→ **Exercise description**: Without including any pictures, write out all the entries exactly.

[Figure data in JSON]
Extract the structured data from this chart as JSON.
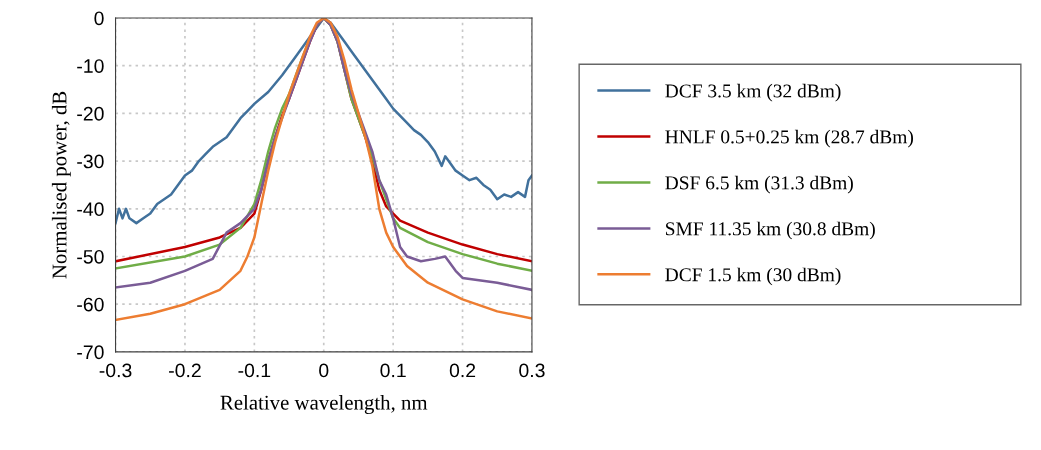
{
  "chart_data": {
    "type": "line",
    "xlabel": "Relative wavelength, nm",
    "ylabel": "Normalised power, dB",
    "xlim": [
      -0.3,
      0.3
    ],
    "xticks": [
      -0.3,
      -0.2,
      -0.1,
      0,
      0.1,
      0.2,
      0.3
    ],
    "ylim": [
      -70,
      0
    ],
    "yticks": [
      -70,
      -60,
      -50,
      -40,
      -30,
      -20,
      -10,
      0
    ],
    "grid": true,
    "legend": "right",
    "marker": "none",
    "line_style": "solid",
    "series": [
      {
        "name": "DCF 3.5 km (32 dBm)",
        "color": "#41719c",
        "x": [
          -0.3,
          -0.295,
          -0.29,
          -0.285,
          -0.28,
          -0.27,
          -0.26,
          -0.25,
          -0.24,
          -0.23,
          -0.22,
          -0.21,
          -0.2,
          -0.19,
          -0.18,
          -0.17,
          -0.16,
          -0.15,
          -0.14,
          -0.13,
          -0.12,
          -0.11,
          -0.1,
          -0.08,
          -0.06,
          -0.04,
          -0.02,
          -0.01,
          0,
          0.01,
          0.02,
          0.03,
          0.04,
          0.05,
          0.06,
          0.07,
          0.08,
          0.09,
          0.1,
          0.12,
          0.13,
          0.14,
          0.15,
          0.16,
          0.17,
          0.175,
          0.18,
          0.19,
          0.2,
          0.21,
          0.22,
          0.23,
          0.24,
          0.25,
          0.26,
          0.27,
          0.28,
          0.29,
          0.295,
          0.3
        ],
        "values": [
          -43,
          -40,
          -42,
          -40,
          -42,
          -43,
          -42,
          -41,
          -39,
          -38,
          -37,
          -35,
          -33,
          -32,
          -30,
          -28.5,
          -27,
          -26,
          -25,
          -23,
          -21,
          -19.5,
          -18,
          -15.5,
          -12,
          -8,
          -4,
          -2,
          0,
          -1,
          -3,
          -5,
          -7,
          -9,
          -11,
          -13,
          -15,
          -17,
          -19,
          -22,
          -23.5,
          -24.5,
          -26,
          -28,
          -31,
          -29,
          -30,
          -32,
          -33,
          -34,
          -33.5,
          -35,
          -36,
          -38,
          -37,
          -37.5,
          -36.5,
          -37.5,
          -34,
          -33
        ]
      },
      {
        "name": "HNLF 0.5+0.25 km (28.7 dBm)",
        "color": "#c00000",
        "x": [
          -0.3,
          -0.2,
          -0.15,
          -0.12,
          -0.1,
          -0.09,
          -0.08,
          -0.07,
          -0.06,
          -0.05,
          -0.04,
          -0.03,
          -0.02,
          -0.01,
          0,
          0.01,
          0.02,
          0.03,
          0.04,
          0.05,
          0.06,
          0.07,
          0.08,
          0.09,
          0.1,
          0.11,
          0.15,
          0.2,
          0.25,
          0.3
        ],
        "values": [
          -51,
          -48,
          -46,
          -44,
          -41,
          -36,
          -30,
          -25,
          -20.5,
          -17,
          -13,
          -9,
          -5,
          -1.5,
          0,
          -1.5,
          -5,
          -11,
          -17,
          -21,
          -25,
          -30,
          -36,
          -39.5,
          -41,
          -42.5,
          -45,
          -47.5,
          -49.5,
          -51
        ]
      },
      {
        "name": "DSF 6.5 km (31.3 dBm)",
        "color": "#70ad47",
        "x": [
          -0.3,
          -0.2,
          -0.15,
          -0.12,
          -0.1,
          -0.09,
          -0.08,
          -0.07,
          -0.06,
          -0.05,
          -0.04,
          -0.03,
          -0.02,
          -0.01,
          0,
          0.01,
          0.02,
          0.03,
          0.04,
          0.05,
          0.06,
          0.07,
          0.08,
          0.09,
          0.1,
          0.11,
          0.15,
          0.2,
          0.25,
          0.3
        ],
        "values": [
          -52.5,
          -50,
          -47.5,
          -44,
          -39,
          -34,
          -28,
          -23,
          -19,
          -16,
          -12,
          -8,
          -4.5,
          -1.5,
          0,
          -1.5,
          -5,
          -11,
          -17,
          -21,
          -25,
          -29,
          -34,
          -38,
          -42,
          -44,
          -47,
          -49.5,
          -51.5,
          -53
        ]
      },
      {
        "name": "SMF 11.35 km (30.8 dBm)",
        "color": "#7a5c96",
        "x": [
          -0.3,
          -0.25,
          -0.2,
          -0.16,
          -0.14,
          -0.12,
          -0.1,
          -0.09,
          -0.08,
          -0.07,
          -0.06,
          -0.05,
          -0.04,
          -0.03,
          -0.02,
          -0.01,
          0,
          0.01,
          0.02,
          0.03,
          0.04,
          0.05,
          0.06,
          0.07,
          0.08,
          0.09,
          0.1,
          0.11,
          0.12,
          0.14,
          0.16,
          0.175,
          0.19,
          0.2,
          0.25,
          0.3
        ],
        "values": [
          -56.5,
          -55.5,
          -53,
          -50.5,
          -45,
          -43,
          -40,
          -36,
          -30,
          -25,
          -21,
          -17,
          -13,
          -9,
          -5,
          -1.5,
          0,
          -1.5,
          -5,
          -11,
          -16,
          -20,
          -24,
          -28,
          -34,
          -37,
          -42,
          -48,
          -50,
          -51,
          -50.5,
          -50,
          -53,
          -54.5,
          -55.5,
          -57
        ]
      },
      {
        "name": "DCF 1.5 km (30 dBm)",
        "color": "#ed7d31",
        "x": [
          -0.3,
          -0.25,
          -0.2,
          -0.15,
          -0.12,
          -0.11,
          -0.1,
          -0.09,
          -0.08,
          -0.07,
          -0.06,
          -0.05,
          -0.04,
          -0.03,
          -0.02,
          -0.01,
          0,
          0.01,
          0.02,
          0.03,
          0.04,
          0.05,
          0.06,
          0.07,
          0.08,
          0.09,
          0.1,
          0.12,
          0.15,
          0.2,
          0.25,
          0.3
        ],
        "values": [
          -63.3,
          -62,
          -60,
          -57,
          -53,
          -50,
          -46,
          -39,
          -32,
          -26,
          -21,
          -16,
          -12,
          -8,
          -4,
          -1,
          0,
          -1,
          -4,
          -9,
          -15,
          -20,
          -25,
          -31,
          -40,
          -45,
          -48,
          -52,
          -55.5,
          -59,
          -61.5,
          -63
        ]
      }
    ]
  }
}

→ **Answer for this exercise**:
Extract the structured data from this chart as JSON.
{
  "chart_data": {
    "type": "line",
    "xlabel": "Relative wavelength, nm",
    "ylabel": "Normalised power, dB",
    "xlim": [
      -0.3,
      0.3
    ],
    "xticks": [
      -0.3,
      -0.2,
      -0.1,
      0,
      0.1,
      0.2,
      0.3
    ],
    "ylim": [
      -70,
      0
    ],
    "yticks": [
      -70,
      -60,
      -50,
      -40,
      -30,
      -20,
      -10,
      0
    ],
    "grid": true,
    "legend": "right",
    "marker": "none",
    "line_style": "solid",
    "series": [
      {
        "name": "DCF 3.5 km (32 dBm)",
        "color": "#41719c",
        "x": [
          -0.3,
          -0.295,
          -0.29,
          -0.285,
          -0.28,
          -0.27,
          -0.26,
          -0.25,
          -0.24,
          -0.23,
          -0.22,
          -0.21,
          -0.2,
          -0.19,
          -0.18,
          -0.17,
          -0.16,
          -0.15,
          -0.14,
          -0.13,
          -0.12,
          -0.11,
          -0.1,
          -0.08,
          -0.06,
          -0.04,
          -0.02,
          -0.01,
          0,
          0.01,
          0.02,
          0.03,
          0.04,
          0.05,
          0.06,
          0.07,
          0.08,
          0.09,
          0.1,
          0.12,
          0.13,
          0.14,
          0.15,
          0.16,
          0.17,
          0.175,
          0.18,
          0.19,
          0.2,
          0.21,
          0.22,
          0.23,
          0.24,
          0.25,
          0.26,
          0.27,
          0.28,
          0.29,
          0.295,
          0.3
        ],
        "values": [
          -43,
          -40,
          -42,
          -40,
          -42,
          -43,
          -42,
          -41,
          -39,
          -38,
          -37,
          -35,
          -33,
          -32,
          -30,
          -28.5,
          -27,
          -26,
          -25,
          -23,
          -21,
          -19.5,
          -18,
          -15.5,
          -12,
          -8,
          -4,
          -2,
          0,
          -1,
          -3,
          -5,
          -7,
          -9,
          -11,
          -13,
          -15,
          -17,
          -19,
          -22,
          -23.5,
          -24.5,
          -26,
          -28,
          -31,
          -29,
          -30,
          -32,
          -33,
          -34,
          -33.5,
          -35,
          -36,
          -38,
          -37,
          -37.5,
          -36.5,
          -37.5,
          -34,
          -33
        ]
      },
      {
        "name": "HNLF 0.5+0.25 km (28.7 dBm)",
        "color": "#c00000",
        "x": [
          -0.3,
          -0.2,
          -0.15,
          -0.12,
          -0.1,
          -0.09,
          -0.08,
          -0.07,
          -0.06,
          -0.05,
          -0.04,
          -0.03,
          -0.02,
          -0.01,
          0,
          0.01,
          0.02,
          0.03,
          0.04,
          0.05,
          0.06,
          0.07,
          0.08,
          0.09,
          0.1,
          0.11,
          0.15,
          0.2,
          0.25,
          0.3
        ],
        "values": [
          -51,
          -48,
          -46,
          -44,
          -41,
          -36,
          -30,
          -25,
          -20.5,
          -17,
          -13,
          -9,
          -5,
          -1.5,
          0,
          -1.5,
          -5,
          -11,
          -17,
          -21,
          -25,
          -30,
          -36,
          -39.5,
          -41,
          -42.5,
          -45,
          -47.5,
          -49.5,
          -51
        ]
      },
      {
        "name": "DSF 6.5 km (31.3 dBm)",
        "color": "#70ad47",
        "x": [
          -0.3,
          -0.2,
          -0.15,
          -0.12,
          -0.1,
          -0.09,
          -0.08,
          -0.07,
          -0.06,
          -0.05,
          -0.04,
          -0.03,
          -0.02,
          -0.01,
          0,
          0.01,
          0.02,
          0.03,
          0.04,
          0.05,
          0.06,
          0.07,
          0.08,
          0.09,
          0.1,
          0.11,
          0.15,
          0.2,
          0.25,
          0.3
        ],
        "values": [
          -52.5,
          -50,
          -47.5,
          -44,
          -39,
          -34,
          -28,
          -23,
          -19,
          -16,
          -12,
          -8,
          -4.5,
          -1.5,
          0,
          -1.5,
          -5,
          -11,
          -17,
          -21,
          -25,
          -29,
          -34,
          -38,
          -42,
          -44,
          -47,
          -49.5,
          -51.5,
          -53
        ]
      },
      {
        "name": "SMF 11.35 km (30.8 dBm)",
        "color": "#7a5c96",
        "x": [
          -0.3,
          -0.25,
          -0.2,
          -0.16,
          -0.14,
          -0.12,
          -0.1,
          -0.09,
          -0.08,
          -0.07,
          -0.06,
          -0.05,
          -0.04,
          -0.03,
          -0.02,
          -0.01,
          0,
          0.01,
          0.02,
          0.03,
          0.04,
          0.05,
          0.06,
          0.07,
          0.08,
          0.09,
          0.1,
          0.11,
          0.12,
          0.14,
          0.16,
          0.175,
          0.19,
          0.2,
          0.25,
          0.3
        ],
        "values": [
          -56.5,
          -55.5,
          -53,
          -50.5,
          -45,
          -43,
          -40,
          -36,
          -30,
          -25,
          -21,
          -17,
          -13,
          -9,
          -5,
          -1.5,
          0,
          -1.5,
          -5,
          -11,
          -16,
          -20,
          -24,
          -28,
          -34,
          -37,
          -42,
          -48,
          -50,
          -51,
          -50.5,
          -50,
          -53,
          -54.5,
          -55.5,
          -57
        ]
      },
      {
        "name": "DCF 1.5 km (30 dBm)",
        "color": "#ed7d31",
        "x": [
          -0.3,
          -0.25,
          -0.2,
          -0.15,
          -0.12,
          -0.11,
          -0.1,
          -0.09,
          -0.08,
          -0.07,
          -0.06,
          -0.05,
          -0.04,
          -0.03,
          -0.02,
          -0.01,
          0,
          0.01,
          0.02,
          0.03,
          0.04,
          0.05,
          0.06,
          0.07,
          0.08,
          0.09,
          0.1,
          0.12,
          0.15,
          0.2,
          0.25,
          0.3
        ],
        "values": [
          -63.3,
          -62,
          -60,
          -57,
          -53,
          -50,
          -46,
          -39,
          -32,
          -26,
          -21,
          -16,
          -12,
          -8,
          -4,
          -1,
          0,
          -1,
          -4,
          -9,
          -15,
          -20,
          -25,
          -31,
          -40,
          -45,
          -48,
          -52,
          -55.5,
          -59,
          -61.5,
          -63
        ]
      }
    ]
  }
}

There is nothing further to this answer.